_OBJECTIVE_.
Using the listing below, report all lines holding the word "field".

_RECORDS FOR THIS EXERCISE_.

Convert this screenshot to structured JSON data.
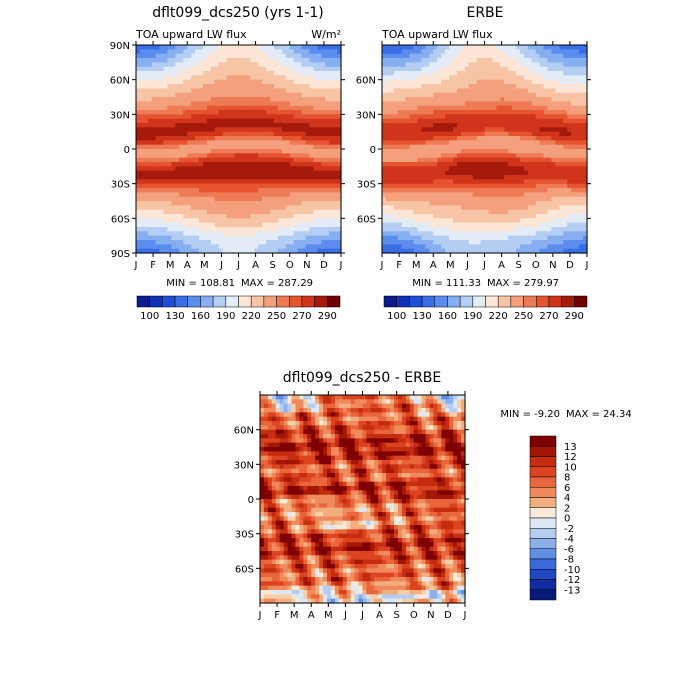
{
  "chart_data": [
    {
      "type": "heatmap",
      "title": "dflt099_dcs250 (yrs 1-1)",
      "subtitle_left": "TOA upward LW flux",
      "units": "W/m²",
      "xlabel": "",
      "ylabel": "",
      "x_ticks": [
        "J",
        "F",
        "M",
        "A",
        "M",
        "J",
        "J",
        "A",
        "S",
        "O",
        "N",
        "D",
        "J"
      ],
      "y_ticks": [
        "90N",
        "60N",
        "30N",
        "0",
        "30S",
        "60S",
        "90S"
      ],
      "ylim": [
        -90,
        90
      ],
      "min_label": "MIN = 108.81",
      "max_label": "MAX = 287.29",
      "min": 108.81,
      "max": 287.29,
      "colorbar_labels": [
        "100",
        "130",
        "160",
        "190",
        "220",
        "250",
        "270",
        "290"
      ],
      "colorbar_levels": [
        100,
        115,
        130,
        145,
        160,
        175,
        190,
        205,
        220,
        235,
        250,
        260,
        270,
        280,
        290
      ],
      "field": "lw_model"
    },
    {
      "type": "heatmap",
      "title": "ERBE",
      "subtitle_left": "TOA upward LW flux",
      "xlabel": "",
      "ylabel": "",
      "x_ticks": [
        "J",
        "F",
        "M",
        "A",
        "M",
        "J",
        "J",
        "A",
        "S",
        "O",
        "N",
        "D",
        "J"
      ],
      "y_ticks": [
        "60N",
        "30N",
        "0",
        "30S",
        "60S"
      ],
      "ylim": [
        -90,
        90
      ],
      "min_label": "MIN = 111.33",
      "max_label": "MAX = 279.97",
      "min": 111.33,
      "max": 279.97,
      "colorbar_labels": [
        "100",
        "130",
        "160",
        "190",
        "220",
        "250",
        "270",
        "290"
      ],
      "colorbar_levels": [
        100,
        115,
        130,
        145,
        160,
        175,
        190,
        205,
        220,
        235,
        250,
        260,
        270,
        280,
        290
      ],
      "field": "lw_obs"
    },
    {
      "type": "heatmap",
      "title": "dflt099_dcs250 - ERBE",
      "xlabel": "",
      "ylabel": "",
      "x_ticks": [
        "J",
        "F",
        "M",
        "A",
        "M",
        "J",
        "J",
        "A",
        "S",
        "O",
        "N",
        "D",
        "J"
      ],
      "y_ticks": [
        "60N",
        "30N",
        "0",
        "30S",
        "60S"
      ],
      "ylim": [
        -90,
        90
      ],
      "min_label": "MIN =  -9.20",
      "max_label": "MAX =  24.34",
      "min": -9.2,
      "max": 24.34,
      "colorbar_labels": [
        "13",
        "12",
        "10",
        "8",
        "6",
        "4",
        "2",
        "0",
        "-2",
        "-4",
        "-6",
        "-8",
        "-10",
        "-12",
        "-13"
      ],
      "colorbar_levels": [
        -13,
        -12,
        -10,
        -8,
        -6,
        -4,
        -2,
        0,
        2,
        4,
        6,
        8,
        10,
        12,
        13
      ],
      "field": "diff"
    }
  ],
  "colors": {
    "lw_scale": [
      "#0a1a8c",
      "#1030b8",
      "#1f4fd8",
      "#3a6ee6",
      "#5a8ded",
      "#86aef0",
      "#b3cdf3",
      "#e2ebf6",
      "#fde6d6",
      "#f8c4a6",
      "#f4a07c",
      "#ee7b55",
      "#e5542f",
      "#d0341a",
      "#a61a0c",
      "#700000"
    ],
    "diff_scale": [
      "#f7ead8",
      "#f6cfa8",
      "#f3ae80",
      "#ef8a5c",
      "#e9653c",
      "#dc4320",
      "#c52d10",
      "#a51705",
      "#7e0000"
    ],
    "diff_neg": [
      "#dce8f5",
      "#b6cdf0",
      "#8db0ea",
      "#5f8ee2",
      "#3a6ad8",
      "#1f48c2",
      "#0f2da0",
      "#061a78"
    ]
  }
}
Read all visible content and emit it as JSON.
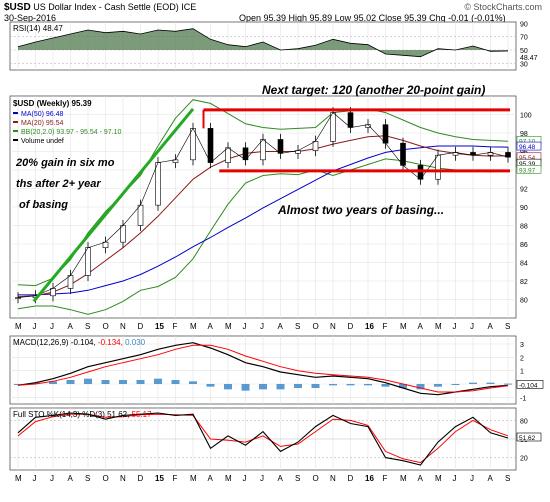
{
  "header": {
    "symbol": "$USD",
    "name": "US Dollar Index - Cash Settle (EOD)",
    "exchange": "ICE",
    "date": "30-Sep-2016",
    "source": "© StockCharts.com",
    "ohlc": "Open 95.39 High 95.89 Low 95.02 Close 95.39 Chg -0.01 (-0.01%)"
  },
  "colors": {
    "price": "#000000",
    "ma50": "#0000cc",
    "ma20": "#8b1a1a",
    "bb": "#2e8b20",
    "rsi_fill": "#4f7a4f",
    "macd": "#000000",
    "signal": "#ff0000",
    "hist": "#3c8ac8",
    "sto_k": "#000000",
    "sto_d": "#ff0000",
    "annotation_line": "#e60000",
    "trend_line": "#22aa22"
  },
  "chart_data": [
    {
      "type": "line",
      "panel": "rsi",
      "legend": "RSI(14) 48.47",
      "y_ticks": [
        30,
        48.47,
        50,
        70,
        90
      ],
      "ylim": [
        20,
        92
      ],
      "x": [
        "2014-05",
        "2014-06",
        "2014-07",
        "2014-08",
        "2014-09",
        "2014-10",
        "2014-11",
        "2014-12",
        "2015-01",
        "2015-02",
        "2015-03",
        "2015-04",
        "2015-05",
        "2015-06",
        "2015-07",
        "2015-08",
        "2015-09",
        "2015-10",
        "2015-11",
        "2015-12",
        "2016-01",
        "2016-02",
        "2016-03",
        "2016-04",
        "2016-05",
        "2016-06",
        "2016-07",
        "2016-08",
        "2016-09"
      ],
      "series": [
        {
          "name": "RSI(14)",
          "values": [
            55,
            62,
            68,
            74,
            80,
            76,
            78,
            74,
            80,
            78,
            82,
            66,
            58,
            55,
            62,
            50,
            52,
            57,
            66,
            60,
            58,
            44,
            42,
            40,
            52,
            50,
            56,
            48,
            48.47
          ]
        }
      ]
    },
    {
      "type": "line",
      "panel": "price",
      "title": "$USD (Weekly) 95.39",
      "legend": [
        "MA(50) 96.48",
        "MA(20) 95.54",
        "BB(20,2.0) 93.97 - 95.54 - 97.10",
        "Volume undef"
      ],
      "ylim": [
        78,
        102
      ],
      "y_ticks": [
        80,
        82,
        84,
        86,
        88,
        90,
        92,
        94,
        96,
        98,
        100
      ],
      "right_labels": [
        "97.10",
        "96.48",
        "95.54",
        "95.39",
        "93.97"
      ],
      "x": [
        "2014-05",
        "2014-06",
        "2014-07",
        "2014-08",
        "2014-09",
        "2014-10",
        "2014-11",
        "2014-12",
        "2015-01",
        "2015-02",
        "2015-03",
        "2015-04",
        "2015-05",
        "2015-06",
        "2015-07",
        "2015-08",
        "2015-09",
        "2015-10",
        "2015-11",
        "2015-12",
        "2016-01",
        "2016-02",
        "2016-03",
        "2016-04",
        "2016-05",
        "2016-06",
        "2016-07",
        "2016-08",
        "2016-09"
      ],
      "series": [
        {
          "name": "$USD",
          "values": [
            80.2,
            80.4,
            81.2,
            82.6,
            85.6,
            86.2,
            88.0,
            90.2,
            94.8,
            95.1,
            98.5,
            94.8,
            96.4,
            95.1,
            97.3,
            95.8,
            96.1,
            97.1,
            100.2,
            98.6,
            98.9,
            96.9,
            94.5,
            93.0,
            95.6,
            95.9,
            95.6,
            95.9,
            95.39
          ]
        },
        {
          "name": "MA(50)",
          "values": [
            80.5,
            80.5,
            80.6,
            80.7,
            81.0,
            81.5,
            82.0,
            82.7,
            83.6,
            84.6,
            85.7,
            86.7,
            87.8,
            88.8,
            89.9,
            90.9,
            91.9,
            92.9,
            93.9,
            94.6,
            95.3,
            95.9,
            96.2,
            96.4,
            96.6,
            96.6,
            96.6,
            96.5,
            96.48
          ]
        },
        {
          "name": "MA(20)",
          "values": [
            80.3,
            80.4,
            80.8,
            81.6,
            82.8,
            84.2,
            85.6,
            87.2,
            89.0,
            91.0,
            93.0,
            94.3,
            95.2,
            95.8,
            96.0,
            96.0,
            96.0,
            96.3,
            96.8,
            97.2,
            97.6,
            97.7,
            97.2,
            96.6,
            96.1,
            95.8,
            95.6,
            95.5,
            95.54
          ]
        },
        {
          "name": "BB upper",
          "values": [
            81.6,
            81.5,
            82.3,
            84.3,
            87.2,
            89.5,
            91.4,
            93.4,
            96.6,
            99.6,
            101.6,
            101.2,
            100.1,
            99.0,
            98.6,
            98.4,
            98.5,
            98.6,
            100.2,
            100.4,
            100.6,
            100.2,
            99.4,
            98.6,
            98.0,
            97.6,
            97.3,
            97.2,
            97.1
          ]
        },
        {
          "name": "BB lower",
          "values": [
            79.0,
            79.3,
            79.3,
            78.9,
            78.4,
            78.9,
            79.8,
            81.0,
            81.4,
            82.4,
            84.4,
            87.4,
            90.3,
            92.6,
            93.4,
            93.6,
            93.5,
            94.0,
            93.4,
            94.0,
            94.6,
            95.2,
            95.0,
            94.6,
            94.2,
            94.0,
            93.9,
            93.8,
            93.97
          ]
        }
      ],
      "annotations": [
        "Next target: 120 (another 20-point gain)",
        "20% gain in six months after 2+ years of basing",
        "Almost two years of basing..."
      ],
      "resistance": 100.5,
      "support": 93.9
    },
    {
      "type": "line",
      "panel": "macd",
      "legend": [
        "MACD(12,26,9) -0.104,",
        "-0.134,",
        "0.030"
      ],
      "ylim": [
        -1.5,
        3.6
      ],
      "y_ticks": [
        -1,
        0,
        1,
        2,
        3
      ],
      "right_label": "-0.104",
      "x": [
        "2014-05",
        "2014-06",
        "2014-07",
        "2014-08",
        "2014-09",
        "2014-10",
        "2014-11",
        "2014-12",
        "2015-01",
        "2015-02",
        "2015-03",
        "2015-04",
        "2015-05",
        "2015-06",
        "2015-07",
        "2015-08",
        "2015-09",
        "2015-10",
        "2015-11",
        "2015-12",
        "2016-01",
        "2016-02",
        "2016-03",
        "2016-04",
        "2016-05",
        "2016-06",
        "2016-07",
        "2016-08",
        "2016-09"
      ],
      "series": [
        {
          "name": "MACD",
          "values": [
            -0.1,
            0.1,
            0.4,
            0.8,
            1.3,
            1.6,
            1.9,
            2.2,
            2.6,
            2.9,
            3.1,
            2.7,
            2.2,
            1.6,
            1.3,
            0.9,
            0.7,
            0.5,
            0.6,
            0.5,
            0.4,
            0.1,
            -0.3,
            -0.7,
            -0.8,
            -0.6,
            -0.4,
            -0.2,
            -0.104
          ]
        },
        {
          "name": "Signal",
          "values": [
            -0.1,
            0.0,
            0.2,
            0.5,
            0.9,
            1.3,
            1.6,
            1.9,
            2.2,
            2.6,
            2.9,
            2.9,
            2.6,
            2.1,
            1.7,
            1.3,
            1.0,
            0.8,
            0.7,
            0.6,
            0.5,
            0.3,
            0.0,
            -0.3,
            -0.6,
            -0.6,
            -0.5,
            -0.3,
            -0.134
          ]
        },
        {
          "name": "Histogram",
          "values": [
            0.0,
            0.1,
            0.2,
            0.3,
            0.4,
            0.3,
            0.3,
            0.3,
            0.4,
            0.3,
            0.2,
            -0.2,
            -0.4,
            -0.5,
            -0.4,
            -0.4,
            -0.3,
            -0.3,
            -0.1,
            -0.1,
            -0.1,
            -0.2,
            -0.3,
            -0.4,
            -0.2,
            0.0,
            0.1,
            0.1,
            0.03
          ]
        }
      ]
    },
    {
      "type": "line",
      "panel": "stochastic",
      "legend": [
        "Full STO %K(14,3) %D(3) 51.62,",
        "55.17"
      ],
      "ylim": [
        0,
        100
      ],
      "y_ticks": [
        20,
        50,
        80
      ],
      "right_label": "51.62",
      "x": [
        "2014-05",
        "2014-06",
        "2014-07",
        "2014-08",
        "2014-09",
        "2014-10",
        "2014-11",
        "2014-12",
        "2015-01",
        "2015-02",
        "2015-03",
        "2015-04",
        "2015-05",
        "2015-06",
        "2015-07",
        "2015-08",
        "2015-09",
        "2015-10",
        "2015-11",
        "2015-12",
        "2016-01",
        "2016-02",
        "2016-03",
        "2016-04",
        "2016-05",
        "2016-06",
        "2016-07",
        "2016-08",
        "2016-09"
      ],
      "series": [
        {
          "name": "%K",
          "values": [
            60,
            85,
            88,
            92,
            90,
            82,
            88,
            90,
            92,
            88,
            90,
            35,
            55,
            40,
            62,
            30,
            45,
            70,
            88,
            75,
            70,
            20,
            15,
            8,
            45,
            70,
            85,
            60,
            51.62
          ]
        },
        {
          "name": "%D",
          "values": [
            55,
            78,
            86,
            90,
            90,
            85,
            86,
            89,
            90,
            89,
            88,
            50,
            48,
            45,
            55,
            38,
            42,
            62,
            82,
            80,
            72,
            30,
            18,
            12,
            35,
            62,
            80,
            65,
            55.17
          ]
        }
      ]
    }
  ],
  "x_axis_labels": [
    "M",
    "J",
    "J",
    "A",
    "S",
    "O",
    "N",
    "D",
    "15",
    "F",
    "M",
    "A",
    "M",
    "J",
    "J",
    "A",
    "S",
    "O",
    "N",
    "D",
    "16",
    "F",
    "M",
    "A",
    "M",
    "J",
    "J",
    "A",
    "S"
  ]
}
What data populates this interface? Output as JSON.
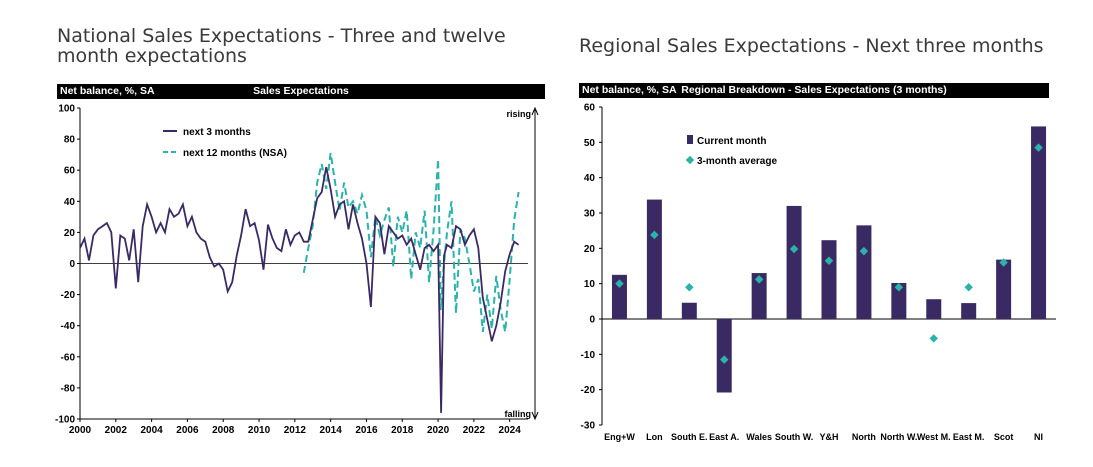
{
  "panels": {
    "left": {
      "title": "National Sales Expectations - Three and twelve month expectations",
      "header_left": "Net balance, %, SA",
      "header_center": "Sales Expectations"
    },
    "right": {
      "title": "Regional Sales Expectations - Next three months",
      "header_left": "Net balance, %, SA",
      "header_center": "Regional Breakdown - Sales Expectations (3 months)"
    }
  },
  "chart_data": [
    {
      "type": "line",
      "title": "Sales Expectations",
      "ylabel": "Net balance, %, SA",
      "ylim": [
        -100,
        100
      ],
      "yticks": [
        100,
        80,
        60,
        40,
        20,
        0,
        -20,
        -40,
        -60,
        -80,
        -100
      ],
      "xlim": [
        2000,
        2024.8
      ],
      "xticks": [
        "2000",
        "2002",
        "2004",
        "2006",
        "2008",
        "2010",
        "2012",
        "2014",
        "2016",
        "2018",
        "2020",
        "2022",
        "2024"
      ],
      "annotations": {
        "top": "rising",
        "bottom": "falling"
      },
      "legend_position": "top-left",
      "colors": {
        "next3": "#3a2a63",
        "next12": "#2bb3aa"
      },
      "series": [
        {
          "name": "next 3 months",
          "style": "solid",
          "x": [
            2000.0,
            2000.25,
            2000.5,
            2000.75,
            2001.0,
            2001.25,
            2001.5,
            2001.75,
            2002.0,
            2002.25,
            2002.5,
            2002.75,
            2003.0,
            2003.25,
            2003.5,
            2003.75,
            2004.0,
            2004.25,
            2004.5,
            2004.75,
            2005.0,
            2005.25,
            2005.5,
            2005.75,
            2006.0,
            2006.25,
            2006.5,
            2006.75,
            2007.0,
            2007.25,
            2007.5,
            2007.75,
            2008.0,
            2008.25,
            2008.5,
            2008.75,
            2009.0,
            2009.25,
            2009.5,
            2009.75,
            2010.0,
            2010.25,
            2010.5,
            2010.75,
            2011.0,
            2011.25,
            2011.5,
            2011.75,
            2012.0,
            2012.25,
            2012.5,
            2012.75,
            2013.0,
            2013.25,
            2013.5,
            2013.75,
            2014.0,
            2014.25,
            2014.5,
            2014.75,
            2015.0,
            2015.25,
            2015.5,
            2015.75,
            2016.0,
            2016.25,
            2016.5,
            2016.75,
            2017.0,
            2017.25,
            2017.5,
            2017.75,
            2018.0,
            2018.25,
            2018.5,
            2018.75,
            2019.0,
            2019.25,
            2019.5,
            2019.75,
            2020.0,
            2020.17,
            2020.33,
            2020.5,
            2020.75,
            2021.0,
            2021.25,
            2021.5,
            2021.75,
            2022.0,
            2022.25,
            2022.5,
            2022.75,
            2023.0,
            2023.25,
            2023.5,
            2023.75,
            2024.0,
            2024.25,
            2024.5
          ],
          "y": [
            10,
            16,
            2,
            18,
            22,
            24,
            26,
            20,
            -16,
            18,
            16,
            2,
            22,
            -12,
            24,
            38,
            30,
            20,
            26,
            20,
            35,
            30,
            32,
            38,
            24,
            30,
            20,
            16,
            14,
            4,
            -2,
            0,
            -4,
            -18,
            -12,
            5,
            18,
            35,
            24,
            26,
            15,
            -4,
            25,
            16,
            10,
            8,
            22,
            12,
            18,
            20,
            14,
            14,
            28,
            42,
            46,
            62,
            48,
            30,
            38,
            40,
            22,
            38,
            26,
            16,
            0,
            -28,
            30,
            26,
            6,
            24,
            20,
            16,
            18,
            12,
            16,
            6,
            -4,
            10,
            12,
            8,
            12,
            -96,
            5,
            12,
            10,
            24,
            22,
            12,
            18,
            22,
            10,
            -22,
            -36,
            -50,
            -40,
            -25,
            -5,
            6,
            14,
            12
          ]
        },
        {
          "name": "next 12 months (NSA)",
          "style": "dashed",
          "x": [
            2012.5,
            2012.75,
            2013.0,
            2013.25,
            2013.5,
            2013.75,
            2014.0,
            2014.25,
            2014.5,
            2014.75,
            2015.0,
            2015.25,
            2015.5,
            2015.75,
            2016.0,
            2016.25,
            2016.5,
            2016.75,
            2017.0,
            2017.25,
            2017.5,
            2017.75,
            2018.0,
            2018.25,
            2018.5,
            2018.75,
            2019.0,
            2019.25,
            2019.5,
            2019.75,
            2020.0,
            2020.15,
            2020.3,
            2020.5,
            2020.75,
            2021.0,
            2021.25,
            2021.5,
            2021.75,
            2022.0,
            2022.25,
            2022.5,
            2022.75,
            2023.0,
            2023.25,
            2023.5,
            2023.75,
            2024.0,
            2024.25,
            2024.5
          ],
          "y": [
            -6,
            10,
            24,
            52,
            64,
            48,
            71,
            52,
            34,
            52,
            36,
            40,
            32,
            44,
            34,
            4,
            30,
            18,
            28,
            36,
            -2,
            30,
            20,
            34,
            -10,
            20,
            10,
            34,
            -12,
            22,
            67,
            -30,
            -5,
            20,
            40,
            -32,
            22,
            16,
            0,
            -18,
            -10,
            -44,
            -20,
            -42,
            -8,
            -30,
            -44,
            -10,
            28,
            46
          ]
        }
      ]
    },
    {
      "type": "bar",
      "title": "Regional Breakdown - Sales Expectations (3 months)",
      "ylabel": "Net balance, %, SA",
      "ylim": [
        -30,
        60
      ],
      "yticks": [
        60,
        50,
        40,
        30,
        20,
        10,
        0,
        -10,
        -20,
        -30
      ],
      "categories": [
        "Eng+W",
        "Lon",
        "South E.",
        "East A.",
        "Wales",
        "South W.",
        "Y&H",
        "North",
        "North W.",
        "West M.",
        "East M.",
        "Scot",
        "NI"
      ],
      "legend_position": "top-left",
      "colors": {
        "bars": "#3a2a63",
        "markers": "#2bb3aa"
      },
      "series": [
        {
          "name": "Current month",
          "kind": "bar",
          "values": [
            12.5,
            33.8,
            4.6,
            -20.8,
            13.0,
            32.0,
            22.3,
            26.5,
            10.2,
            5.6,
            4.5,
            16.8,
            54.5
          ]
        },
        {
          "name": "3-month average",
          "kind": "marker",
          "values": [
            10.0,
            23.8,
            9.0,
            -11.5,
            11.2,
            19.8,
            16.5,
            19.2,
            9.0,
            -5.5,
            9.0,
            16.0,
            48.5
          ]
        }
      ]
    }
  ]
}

_FINISHED TASK_.
      "field": "lw_model"
      "field": "lw_obs"
      "field": "diff"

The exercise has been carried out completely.